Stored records
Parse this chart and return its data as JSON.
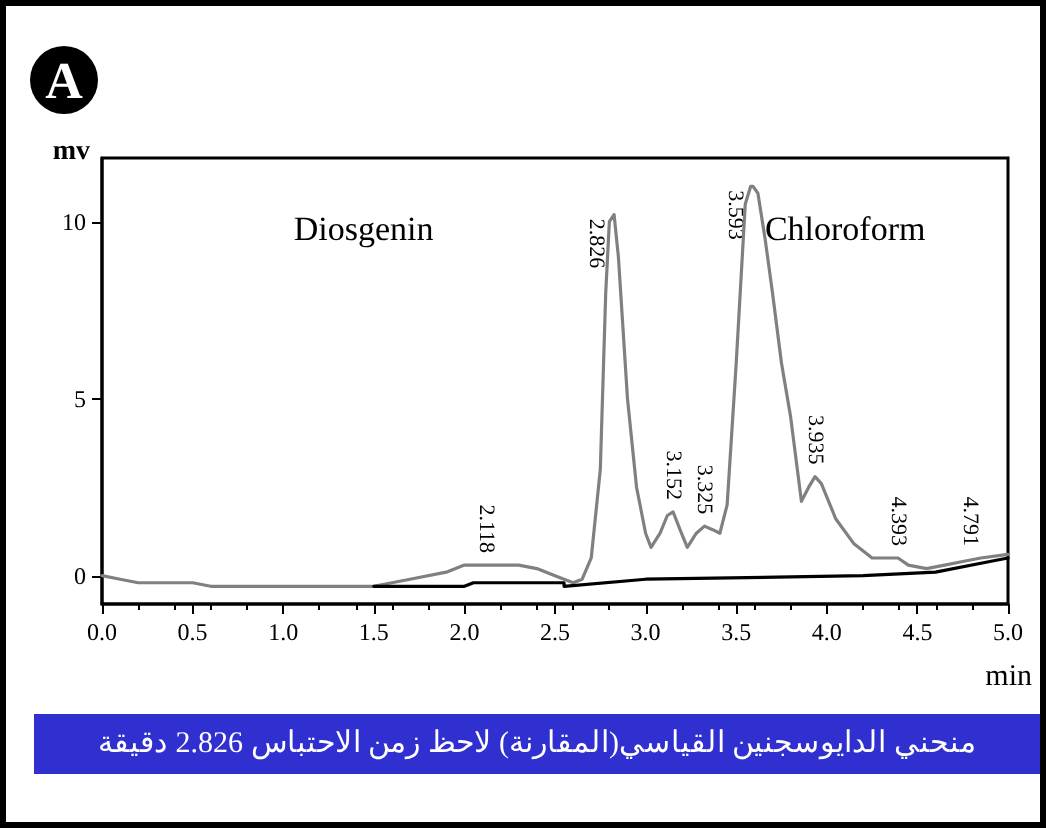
{
  "chart_data": {
    "type": "line",
    "title": "A",
    "xlabel": "min",
    "ylabel": "mv",
    "xlim": [
      0,
      5
    ],
    "xticks": [
      {
        "value": 0,
        "label": "0.0"
      },
      {
        "value": 0.5,
        "label": "0.5"
      },
      {
        "value": 1,
        "label": "1.0"
      },
      {
        "value": 1.5,
        "label": "1.5"
      },
      {
        "value": 2,
        "label": "2.0"
      },
      {
        "value": 2.5,
        "label": "2.5"
      },
      {
        "value": 3,
        "label": "3.0"
      },
      {
        "value": 3.5,
        "label": "3.5"
      },
      {
        "value": 4,
        "label": "4.0"
      },
      {
        "value": 4.5,
        "label": "4.5"
      },
      {
        "value": 5,
        "label": "5.0"
      }
    ],
    "ylim": [
      -0.8,
      11.8
    ],
    "yticks": [
      0,
      5,
      10
    ],
    "grid": false,
    "marker": "none",
    "line_style": "solid",
    "series": [
      {
        "color": "#808080",
        "x": [
          0,
          0.1,
          0.2,
          0.25,
          0.5,
          0.6,
          1.0,
          1.5,
          1.7,
          1.9,
          2.0,
          2.1,
          2.2,
          2.3,
          2.4,
          2.5,
          2.6,
          2.65,
          2.7,
          2.75,
          2.78,
          2.8,
          2.826,
          2.85,
          2.9,
          2.95,
          3.0,
          3.03,
          3.08,
          3.12,
          3.152,
          3.19,
          3.23,
          3.28,
          3.325,
          3.37,
          3.41,
          3.45,
          3.5,
          3.55,
          3.58,
          3.593,
          3.62,
          3.66,
          3.7,
          3.75,
          3.8,
          3.86,
          3.9,
          3.935,
          3.97,
          4.05,
          4.15,
          4.25,
          4.35,
          4.393,
          4.45,
          4.55,
          4.65,
          4.75,
          4.85,
          5.0
        ],
        "values": [
          0,
          -0.1,
          -0.2,
          -0.2,
          -0.2,
          -0.3,
          -0.3,
          -0.3,
          -0.1,
          0.1,
          0.3,
          0.3,
          0.3,
          0.3,
          0.2,
          0,
          -0.2,
          -0.1,
          0.5,
          3,
          8,
          10,
          10.2,
          9,
          5,
          2.5,
          1.2,
          0.8,
          1.2,
          1.7,
          1.8,
          1.3,
          0.8,
          1.2,
          1.4,
          1.3,
          1.2,
          2,
          6,
          10.5,
          11,
          11,
          10.8,
          9.5,
          8,
          6,
          4.5,
          2.1,
          2.5,
          2.8,
          2.6,
          1.6,
          0.9,
          0.5,
          0.5,
          0.5,
          0.3,
          0.2,
          0.3,
          0.4,
          0.5,
          0.6
        ]
      },
      {
        "color": "#000000",
        "x": [
          1.5,
          2.0,
          2.05,
          2.55,
          2.55,
          3.0,
          4.2,
          4.6,
          4.9,
          5.0
        ],
        "values": [
          -0.3,
          -0.3,
          -0.2,
          -0.2,
          -0.3,
          -0.1,
          0,
          0.1,
          0.4,
          0.5
        ]
      }
    ],
    "annotations": [
      "Diosgenin",
      "Chloroform",
      {
        "text": "2.118",
        "x": 2.118,
        "y": 0.3
      },
      {
        "text": "2.826",
        "x": 2.826,
        "y": 10.2
      },
      {
        "text": "3.152",
        "x": 3.152,
        "y": 1.8
      },
      {
        "text": "3.325",
        "x": 3.325,
        "y": 1.4
      },
      {
        "text": "3.593",
        "x": 3.593,
        "y": 11
      },
      {
        "text": "3.935",
        "x": 3.935,
        "y": 2.8
      },
      {
        "text": "4.393",
        "x": 4.393,
        "y": 0.5
      },
      {
        "text": "4.791",
        "x": 4.791,
        "y": 0.5
      },
      "منحني الدايوسجنين القياسي(المقارنة) لاحظ زمن الاحتباس 2.826 دقيقة"
    ]
  }
}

-- Task directions --
Output the data exactly. Pictures don't belong in the result.

-- Result --
Parse this chart and return its data as JSON.
{
  "chart_data": {
    "type": "line",
    "title": "A",
    "xlabel": "min",
    "ylabel": "mv",
    "xlim": [
      0,
      5
    ],
    "xticks": [
      {
        "value": 0,
        "label": "0.0"
      },
      {
        "value": 0.5,
        "label": "0.5"
      },
      {
        "value": 1,
        "label": "1.0"
      },
      {
        "value": 1.5,
        "label": "1.5"
      },
      {
        "value": 2,
        "label": "2.0"
      },
      {
        "value": 2.5,
        "label": "2.5"
      },
      {
        "value": 3,
        "label": "3.0"
      },
      {
        "value": 3.5,
        "label": "3.5"
      },
      {
        "value": 4,
        "label": "4.0"
      },
      {
        "value": 4.5,
        "label": "4.5"
      },
      {
        "value": 5,
        "label": "5.0"
      }
    ],
    "ylim": [
      -0.8,
      11.8
    ],
    "yticks": [
      0,
      5,
      10
    ],
    "grid": false,
    "marker": "none",
    "line_style": "solid",
    "series": [
      {
        "color": "#808080",
        "x": [
          0,
          0.1,
          0.2,
          0.25,
          0.5,
          0.6,
          1.0,
          1.5,
          1.7,
          1.9,
          2.0,
          2.1,
          2.2,
          2.3,
          2.4,
          2.5,
          2.6,
          2.65,
          2.7,
          2.75,
          2.78,
          2.8,
          2.826,
          2.85,
          2.9,
          2.95,
          3.0,
          3.03,
          3.08,
          3.12,
          3.152,
          3.19,
          3.23,
          3.28,
          3.325,
          3.37,
          3.41,
          3.45,
          3.5,
          3.55,
          3.58,
          3.593,
          3.62,
          3.66,
          3.7,
          3.75,
          3.8,
          3.86,
          3.9,
          3.935,
          3.97,
          4.05,
          4.15,
          4.25,
          4.35,
          4.393,
          4.45,
          4.55,
          4.65,
          4.75,
          4.85,
          5.0
        ],
        "values": [
          0,
          -0.1,
          -0.2,
          -0.2,
          -0.2,
          -0.3,
          -0.3,
          -0.3,
          -0.1,
          0.1,
          0.3,
          0.3,
          0.3,
          0.3,
          0.2,
          0,
          -0.2,
          -0.1,
          0.5,
          3,
          8,
          10,
          10.2,
          9,
          5,
          2.5,
          1.2,
          0.8,
          1.2,
          1.7,
          1.8,
          1.3,
          0.8,
          1.2,
          1.4,
          1.3,
          1.2,
          2,
          6,
          10.5,
          11,
          11,
          10.8,
          9.5,
          8,
          6,
          4.5,
          2.1,
          2.5,
          2.8,
          2.6,
          1.6,
          0.9,
          0.5,
          0.5,
          0.5,
          0.3,
          0.2,
          0.3,
          0.4,
          0.5,
          0.6
        ]
      },
      {
        "color": "#000000",
        "x": [
          1.5,
          2.0,
          2.05,
          2.55,
          2.55,
          3.0,
          4.2,
          4.6,
          4.9,
          5.0
        ],
        "values": [
          -0.3,
          -0.3,
          -0.2,
          -0.2,
          -0.3,
          -0.1,
          0,
          0.1,
          0.4,
          0.5
        ]
      }
    ],
    "annotations": [
      "Diosgenin",
      "Chloroform",
      {
        "text": "2.118",
        "x": 2.118,
        "y": 0.3
      },
      {
        "text": "2.826",
        "x": 2.826,
        "y": 10.2
      },
      {
        "text": "3.152",
        "x": 3.152,
        "y": 1.8
      },
      {
        "text": "3.325",
        "x": 3.325,
        "y": 1.4
      },
      {
        "text": "3.593",
        "x": 3.593,
        "y": 11
      },
      {
        "text": "3.935",
        "x": 3.935,
        "y": 2.8
      },
      {
        "text": "4.393",
        "x": 4.393,
        "y": 0.5
      },
      {
        "text": "4.791",
        "x": 4.791,
        "y": 0.5
      },
      "منحني الدايوسجنين القياسي(المقارنة) لاحظ زمن الاحتباس 2.826 دقيقة"
    ]
  }
}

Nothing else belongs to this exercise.